Text block:
%%

Guardians of the Galaxy arrived this week (12/9) on Blu-ray™ 3D Combo Pack, Blu-ray and On-Demand! Enjoy the bloopers clip below as well as a Q&A with director/co-writer James Gunn.
Q: What were the
biggest challenges in bringing Guardians Of The Galaxy
to the screen?
A: The biggest challenge
was definitely having to set up so many characters and so many
foreign planets that nobody had ever heard of within the first 20
minutes and then get to the story. To have people feel comfortable
with the plot and who the characters were while telling a fun,
engaging story – that was the big challenge. I really look forward
to doing the sequel because I won’t have to do all that heavy
lifting. I can just focus on the characters and the adventures they
go on.
Q: How would you sum
up the movie yourself?
A: I see it as a space
adventure but with a lot of comedy and a lot of heart. We didn’t
restrain ourselves in any way, other than just keeping the characters
as real as we possibly could.
Q: Was it tricky
getting the tone of the film right in terms of not making the comedy
too adult?
A: I was thinking that if
I had kids, which I don’t - I have a dog but I don’t care what my
dog sees – then what would I really care about them seeing? Would I
care about them seeing a raccoon say ‘S**t’? Not really. There’s
one risqué joke in there that no kid will understand and if they do
they’ve been watching something else risqué, but mainly I was
thinking about what would be OK for my nieces and nephews to see. But
I don’t think I’ll ever write anything that’s not funny because
it’s what comes naturally to me. I’m writing characters, I fall
in love with those characters, and those characters make me laugh as
they go about their lives. I’m just writing down what they’re
doing as I see it happen in my brain.

%%

Collected data:
%%

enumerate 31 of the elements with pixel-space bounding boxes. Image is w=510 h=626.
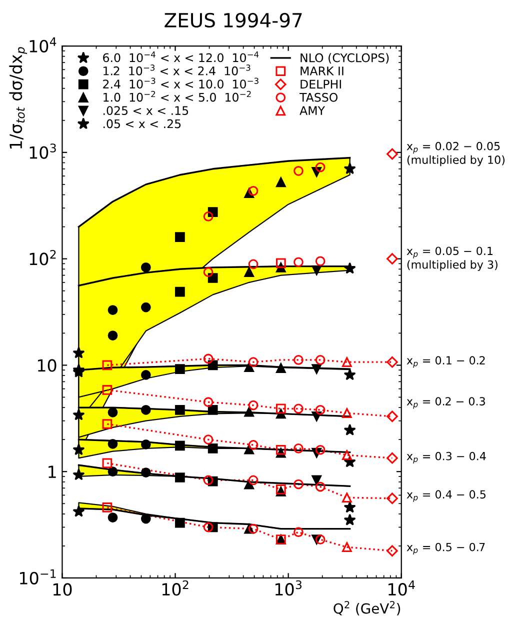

%%

What you will do:
A. Could you reproduce the Guardians of the Galaxy Q&A word for word, starting with "A: The biggest" and going on through "the movie yourself?"?
B. Can you write the next part of the Guardians of the Galaxy Q&A, picking up after its final sentence?
The data plays no part in this work.

Answers for the exercise:
A.
A: The biggest challenge
was definitely having to set up so many characters and so many
foreign planets that nobody had ever heard of within the first 20
minutes and then get to the story. To have people feel comfortable
with the plot and who the characters were while telling a fun,
engaging story – that was the big challenge. I really look forward
to doing the sequel because I won’t have to do all that heavy
lifting. I can just focus on the characters and the adventures they
go on.
Q: How would you sum
up the movie yourself?

B.
Q: Were you heavily
influenced by the Marvel comics when you made the movie?
A: Yeah, especially the
2008 team because Dan Abnett and Andy Lanning wrote the series.
They’re the ones that chose the characters who are in the movie and
the characters they chose were all sort of Z-grade comic book heroes,
some of whom had been around for 30 years. Groot first appeared in
1963. So there was a lot of humor and a lot of interesting stuff in
those comics, a lot of space fantasy, and so if there was anything
that influenced us when we were making the movie it was Dan and
Andy’s work. I’m very indebted to those guys. I’m also indebted
to some of the Cosmic guys from the 1970s like Jim Starlin, who
created whole universes that really began the Cosmic side of Marvel,
and he created Thanos. There are a lot of those elements in the film.
Q: The humor in the
film is very bold and brave, but did anybody try and rein you in?
A: It was the opposite,
actually. There was a lot of humor in my first draft and I thought
‘This might be a little too out-there for Marvel and they might
want to pull it back and make it a little straighter’. I actually
brought that up in the first meeting because they really liked the
script, which of course I was incredibly relieved to hear, and they
actually said, ‘You can make it funnier if you want’. And that’s
what I did.
Q: The
film is sure to be a DVD and Blu-ray favorite.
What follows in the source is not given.